**Task prompt**
Reproduce all of the data exactly, with no line skipped.

——

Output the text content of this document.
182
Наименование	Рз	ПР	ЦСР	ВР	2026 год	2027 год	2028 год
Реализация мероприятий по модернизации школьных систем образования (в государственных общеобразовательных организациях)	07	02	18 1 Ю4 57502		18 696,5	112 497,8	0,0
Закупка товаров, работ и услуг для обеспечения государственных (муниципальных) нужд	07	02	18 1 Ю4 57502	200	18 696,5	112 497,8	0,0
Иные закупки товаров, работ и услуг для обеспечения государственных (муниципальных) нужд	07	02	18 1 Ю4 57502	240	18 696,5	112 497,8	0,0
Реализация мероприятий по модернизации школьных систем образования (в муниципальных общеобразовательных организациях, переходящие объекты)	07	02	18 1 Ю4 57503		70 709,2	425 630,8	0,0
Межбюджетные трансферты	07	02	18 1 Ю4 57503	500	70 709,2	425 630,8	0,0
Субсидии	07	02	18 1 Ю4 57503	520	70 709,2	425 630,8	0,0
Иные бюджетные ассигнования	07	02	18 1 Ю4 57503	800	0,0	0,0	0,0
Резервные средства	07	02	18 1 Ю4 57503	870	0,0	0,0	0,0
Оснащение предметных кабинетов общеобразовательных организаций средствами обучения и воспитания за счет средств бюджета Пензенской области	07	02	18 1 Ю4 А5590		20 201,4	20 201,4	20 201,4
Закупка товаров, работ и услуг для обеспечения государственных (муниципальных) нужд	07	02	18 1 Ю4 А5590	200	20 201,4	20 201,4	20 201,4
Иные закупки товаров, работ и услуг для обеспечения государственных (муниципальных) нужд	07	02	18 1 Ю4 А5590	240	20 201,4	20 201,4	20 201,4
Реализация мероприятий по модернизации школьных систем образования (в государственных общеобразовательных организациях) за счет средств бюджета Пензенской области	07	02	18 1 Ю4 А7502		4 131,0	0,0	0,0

——

**Completed task**
Output the text content of this document.
182
Наименование	Рз	ПР	ЦСР	ВР	2026 год	2027 год	2028 год
Реализация мероприятий по модернизации школьных систем образования (в государственных общеобразовательных организациях)	07	02	18 1 Ю4 57502		18 696,5	112 497,8	0,0
Закупка товаров, работ и услуг для обеспечения государственных (муниципальных) нужд	07	02	18 1 Ю4 57502	200	18 696,5	112 497,8	0,0
Иные закупки товаров, работ и услуг для обеспечения государственных (муниципальных) нужд	07	02	18 1 Ю4 57502	240	18 696,5	112 497,8	0,0
Реализация мероприятий по модернизации школьных систем образования (в муниципальных общеобразовательных организациях, переходящие объекты)	07	02	18 1 Ю4 57503		70 709,2	425 630,8	0,0
Межбюджетные трансферты	07	02	18 1 Ю4 57503	500	70 709,2	425 630,8	0,0
Субсидии	07	02	18 1 Ю4 57503	520	70 709,2	425 630,8	0,0
Иные бюджетные ассигнования	07	02	18 1 Ю4 57503	800	0,0	0,0	0,0
Резервные средства	07	02	18 1 Ю4 57503	870	0,0	0,0	0,0
Оснащение предметных кабинетов общеобразовательных организаций средствами обучения и воспитания за счет средств бюджета Пензенской области	07	02	18 1 Ю4 А5590		20 201,4	20 201,4	20 201,4
Закупка товаров, работ и услуг для обеспечения государственных (муниципальных) нужд	07	02	18 1 Ю4 А5590	200	20 201,4	20 201,4	20 201,4
Иные закупки товаров, работ и услуг для обеспечения государственных (муниципальных) нужд	07	02	18 1 Ю4 А5590	240	20 201,4	20 201,4	20 201,4
Реализация мероприятий по модернизации школьных систем образования (в государственных общеобразовательных организациях) за счет средств бюджета Пензенской области	07	02	18 1 Ю4 А7502		4 131,0	0,0	0,0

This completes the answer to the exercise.